■ **TASK INSTRUCTIONS**
Each record needs to be echoed exactly; can you do that?

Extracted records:

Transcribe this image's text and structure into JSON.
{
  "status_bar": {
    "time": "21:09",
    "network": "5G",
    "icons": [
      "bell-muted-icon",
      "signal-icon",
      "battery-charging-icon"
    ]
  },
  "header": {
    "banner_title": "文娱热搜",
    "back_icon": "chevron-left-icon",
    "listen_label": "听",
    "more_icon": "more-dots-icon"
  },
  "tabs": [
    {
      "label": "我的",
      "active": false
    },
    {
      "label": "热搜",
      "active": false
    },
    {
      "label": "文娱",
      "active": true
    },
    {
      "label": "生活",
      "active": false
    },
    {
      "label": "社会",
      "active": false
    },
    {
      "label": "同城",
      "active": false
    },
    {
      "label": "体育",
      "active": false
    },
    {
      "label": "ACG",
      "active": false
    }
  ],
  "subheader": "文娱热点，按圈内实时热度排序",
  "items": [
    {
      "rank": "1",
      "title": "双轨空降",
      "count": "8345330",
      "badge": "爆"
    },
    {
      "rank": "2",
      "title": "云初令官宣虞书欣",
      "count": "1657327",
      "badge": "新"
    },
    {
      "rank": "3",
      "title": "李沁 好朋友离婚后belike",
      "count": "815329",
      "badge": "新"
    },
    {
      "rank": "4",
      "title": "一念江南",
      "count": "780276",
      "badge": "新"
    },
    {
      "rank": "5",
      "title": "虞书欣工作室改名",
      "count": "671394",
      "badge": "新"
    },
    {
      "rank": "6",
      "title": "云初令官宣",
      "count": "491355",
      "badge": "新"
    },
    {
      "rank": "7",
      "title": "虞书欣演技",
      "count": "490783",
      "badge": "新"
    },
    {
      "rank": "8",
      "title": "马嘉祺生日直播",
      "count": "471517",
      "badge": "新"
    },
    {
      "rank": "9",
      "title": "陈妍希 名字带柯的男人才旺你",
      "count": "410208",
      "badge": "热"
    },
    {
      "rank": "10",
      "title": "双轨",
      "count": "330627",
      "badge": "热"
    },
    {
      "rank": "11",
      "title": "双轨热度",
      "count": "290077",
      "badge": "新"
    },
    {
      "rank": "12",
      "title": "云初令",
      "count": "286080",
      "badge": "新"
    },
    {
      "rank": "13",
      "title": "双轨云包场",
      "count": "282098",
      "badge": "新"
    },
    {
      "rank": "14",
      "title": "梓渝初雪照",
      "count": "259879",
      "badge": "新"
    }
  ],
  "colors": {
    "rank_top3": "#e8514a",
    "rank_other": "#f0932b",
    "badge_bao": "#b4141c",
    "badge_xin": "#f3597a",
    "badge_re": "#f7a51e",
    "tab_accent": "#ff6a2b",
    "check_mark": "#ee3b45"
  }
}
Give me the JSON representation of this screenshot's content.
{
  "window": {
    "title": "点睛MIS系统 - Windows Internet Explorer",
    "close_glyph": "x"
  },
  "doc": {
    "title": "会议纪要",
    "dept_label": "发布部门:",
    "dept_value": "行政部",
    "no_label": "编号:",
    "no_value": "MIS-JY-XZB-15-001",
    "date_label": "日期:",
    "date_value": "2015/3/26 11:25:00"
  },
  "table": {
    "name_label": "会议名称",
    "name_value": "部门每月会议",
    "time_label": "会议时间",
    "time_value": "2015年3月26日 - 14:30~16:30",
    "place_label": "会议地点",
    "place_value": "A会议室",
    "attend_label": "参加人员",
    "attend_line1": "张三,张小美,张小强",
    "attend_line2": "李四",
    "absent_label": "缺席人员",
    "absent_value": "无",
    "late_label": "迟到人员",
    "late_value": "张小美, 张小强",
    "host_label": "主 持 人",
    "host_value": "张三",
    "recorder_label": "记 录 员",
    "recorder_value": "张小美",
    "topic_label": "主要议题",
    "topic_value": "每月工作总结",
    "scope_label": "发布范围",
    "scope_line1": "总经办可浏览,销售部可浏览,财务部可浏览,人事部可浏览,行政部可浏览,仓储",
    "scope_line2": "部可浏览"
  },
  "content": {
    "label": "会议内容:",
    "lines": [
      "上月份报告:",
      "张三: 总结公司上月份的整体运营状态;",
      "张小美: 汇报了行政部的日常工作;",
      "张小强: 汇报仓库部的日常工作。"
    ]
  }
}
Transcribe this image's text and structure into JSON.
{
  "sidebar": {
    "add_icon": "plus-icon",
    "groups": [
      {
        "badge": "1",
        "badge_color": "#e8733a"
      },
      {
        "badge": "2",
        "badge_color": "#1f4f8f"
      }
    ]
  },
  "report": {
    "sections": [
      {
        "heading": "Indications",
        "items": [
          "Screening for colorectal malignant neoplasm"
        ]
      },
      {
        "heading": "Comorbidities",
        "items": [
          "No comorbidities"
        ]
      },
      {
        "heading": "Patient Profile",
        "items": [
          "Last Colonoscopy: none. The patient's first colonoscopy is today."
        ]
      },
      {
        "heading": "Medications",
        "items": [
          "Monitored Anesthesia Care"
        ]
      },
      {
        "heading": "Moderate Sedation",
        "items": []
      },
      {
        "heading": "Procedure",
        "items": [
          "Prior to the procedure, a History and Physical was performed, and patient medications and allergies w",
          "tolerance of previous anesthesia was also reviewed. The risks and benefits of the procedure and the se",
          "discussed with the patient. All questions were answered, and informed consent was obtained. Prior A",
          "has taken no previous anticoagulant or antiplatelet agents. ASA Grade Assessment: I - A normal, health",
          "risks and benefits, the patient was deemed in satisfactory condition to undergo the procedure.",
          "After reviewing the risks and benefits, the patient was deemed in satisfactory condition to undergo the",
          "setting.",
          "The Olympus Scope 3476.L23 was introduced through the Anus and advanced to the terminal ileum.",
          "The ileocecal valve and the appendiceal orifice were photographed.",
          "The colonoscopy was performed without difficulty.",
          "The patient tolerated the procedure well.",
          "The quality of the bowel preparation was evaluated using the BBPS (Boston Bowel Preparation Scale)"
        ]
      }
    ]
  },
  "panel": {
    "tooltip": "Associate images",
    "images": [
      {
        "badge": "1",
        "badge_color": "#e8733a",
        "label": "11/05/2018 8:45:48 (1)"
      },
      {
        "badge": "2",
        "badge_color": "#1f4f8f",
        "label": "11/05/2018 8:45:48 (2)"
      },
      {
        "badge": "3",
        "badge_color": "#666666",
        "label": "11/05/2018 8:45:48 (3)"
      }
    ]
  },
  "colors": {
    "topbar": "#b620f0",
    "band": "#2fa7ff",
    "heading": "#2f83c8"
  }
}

■ **RESULT**
Transcribe this image's text and structure into JSON.
{
  "status_bar": {
    "time": "21:09",
    "network": "5G",
    "icons": [
      "bell-muted-icon",
      "signal-icon",
      "battery-charging-icon"
    ]
  },
  "header": {
    "banner_title": "文娱热搜",
    "back_icon": "chevron-left-icon",
    "listen_label": "听",
    "more_icon": "more-dots-icon"
  },
  "tabs": [
    {
      "label": "我的",
      "active": false
    },
    {
      "label": "热搜",
      "active": false
    },
    {
      "label": "文娱",
      "active": true
    },
    {
      "label": "生活",
      "active": false
    },
    {
      "label": "社会",
      "active": false
    },
    {
      "label": "同城",
      "active": false
    },
    {
      "label": "体育",
      "active": false
    },
    {
      "label": "ACG",
      "active": false
    }
  ],
  "subheader": "文娱热点，按圈内实时热度排序",
  "items": [
    {
      "rank": "1",
      "title": "双轨空降",
      "count": "8345330",
      "badge": "爆"
    },
    {
      "rank": "2",
      "title": "云初令官宣虞书欣",
      "count": "1657327",
      "badge": "新"
    },
    {
      "rank": "3",
      "title": "李沁 好朋友离婚后belike",
      "count": "815329",
      "badge": "新"
    },
    {
      "rank": "4",
      "title": "一念江南",
      "count": "780276",
      "badge": "新"
    },
    {
      "rank": "5",
      "title": "虞书欣工作室改名",
      "count": "671394",
      "badge": "新"
    },
    {
      "rank": "6",
      "title": "云初令官宣",
      "count": "491355",
      "badge": "新"
    },
    {
      "rank": "7",
      "title": "虞书欣演技",
      "count": "490783",
      "badge": "新"
    },
    {
      "rank": "8",
      "title": "马嘉祺生日直播",
      "count": "471517",
      "badge": "新"
    },
    {
      "rank": "9",
      "title": "陈妍希 名字带柯的男人才旺你",
      "count": "410208",
      "badge": "热"
    },
    {
      "rank": "10",
      "title": "双轨",
      "count": "330627",
      "badge": "热"
    },
    {
      "rank": "11",
      "title": "双轨热度",
      "count": "290077",
      "badge": "新"
    },
    {
      "rank": "12",
      "title": "云初令",
      "count": "286080",
      "badge": "新"
    },
    {
      "rank": "13",
      "title": "双轨云包场",
      "count": "282098",
      "badge": "新"
    },
    {
      "rank": "14",
      "title": "梓渝初雪照",
      "count": "259879",
      "badge": "新"
    }
  ],
  "colors": {
    "rank_top3": "#e8514a",
    "rank_other": "#f0932b",
    "badge_bao": "#b4141c",
    "badge_xin": "#f3597a",
    "badge_re": "#f7a51e",
    "tab_accent": "#ff6a2b",
    "check_mark": "#ee3b45"
  }
}
Give me the JSON representation of this screenshot's content.
{
  "window": {
    "title": "点睛MIS系统 - Windows Internet Explorer",
    "close_glyph": "x"
  },
  "doc": {
    "title": "会议纪要",
    "dept_label": "发布部门:",
    "dept_value": "行政部",
    "no_label": "编号:",
    "no_value": "MIS-JY-XZB-15-001",
    "date_label": "日期:",
    "date_value": "2015/3/26 11:25:00"
  },
  "table": {
    "name_label": "会议名称",
    "name_value": "部门每月会议",
    "time_label": "会议时间",
    "time_value": "2015年3月26日 - 14:30~16:30",
    "place_label": "会议地点",
    "place_value": "A会议室",
    "attend_label": "参加人员",
    "attend_line1": "张三,张小美,张小强",
    "attend_line2": "李四",
    "absent_label": "缺席人员",
    "absent_value": "无",
    "late_label": "迟到人员",
    "late_value": "张小美, 张小强",
    "host_label": "主 持 人",
    "host_value": "张三",
    "recorder_label": "记 录 员",
    "recorder_value": "张小美",
    "topic_label": "主要议题",
    "topic_value": "每月工作总结",
    "scope_label": "发布范围",
    "scope_line1": "总经办可浏览,销售部可浏览,财务部可浏览,人事部可浏览,行政部可浏览,仓储",
    "scope_line2": "部可浏览"
  },
  "content": {
    "label": "会议内容:",
    "lines": [
      "上月份报告:",
      "张三: 总结公司上月份的整体运营状态;",
      "张小美: 汇报了行政部的日常工作;",
      "张小强: 汇报仓库部的日常工作。"
    ]
  }
}
Transcribe this image's text and structure into JSON.
{
  "sidebar": {
    "add_icon": "plus-icon",
    "groups": [
      {
        "badge": "1",
        "badge_color": "#e8733a"
      },
      {
        "badge": "2",
        "badge_color": "#1f4f8f"
      }
    ]
  },
  "report": {
    "sections": [
      {
        "heading": "Indications",
        "items": [
          "Screening for colorectal malignant neoplasm"
        ]
      },
      {
        "heading": "Comorbidities",
        "items": [
          "No comorbidities"
        ]
      },
      {
        "heading": "Patient Profile",
        "items": [
          "Last Colonoscopy: none. The patient's first colonoscopy is today."
        ]
      },
      {
        "heading": "Medications",
        "items": [
          "Monitored Anesthesia Care"
        ]
      },
      {
        "heading": "Moderate Sedation",
        "items": []
      },
      {
        "heading": "Procedure",
        "items": [
          "Prior to the procedure, a History and Physical was performed, and patient medications and allergies w",
          "tolerance of previous anesthesia was also reviewed. The risks and benefits of the procedure and the se",
          "discussed with the patient. All questions were answered, and informed consent was obtained. Prior A",
          "has taken no previous anticoagulant or antiplatelet agents. ASA Grade Assessment: I - A normal, health",
          "risks and benefits, the patient was deemed in satisfactory condition to undergo the procedure.",
          "After reviewing the risks and benefits, the patient was deemed in satisfactory condition to undergo the",
          "setting.",
          "The Olympus Scope 3476.L23 was introduced through the Anus and advanced to the terminal ileum.",
          "The ileocecal valve and the appendiceal orifice were photographed.",
          "The colonoscopy was performed without difficulty.",
          "The patient tolerated the procedure well.",
          "The quality of the bowel preparation was evaluated using the BBPS (Boston Bowel Preparation Scale)"
        ]
      }
    ]
  },
  "panel": {
    "tooltip": "Associate images",
    "images": [
      {
        "badge": "1",
        "badge_color": "#e8733a",
        "label": "11/05/2018 8:45:48 (1)"
      },
      {
        "badge": "2",
        "badge_color": "#1f4f8f",
        "label": "11/05/2018 8:45:48 (2)"
      },
      {
        "badge": "3",
        "badge_color": "#666666",
        "label": "11/05/2018 8:45:48 (3)"
      }
    ]
  },
  "colors": {
    "topbar": "#b620f0",
    "band": "#2fa7ff",
    "heading": "#2f83c8"
  }
}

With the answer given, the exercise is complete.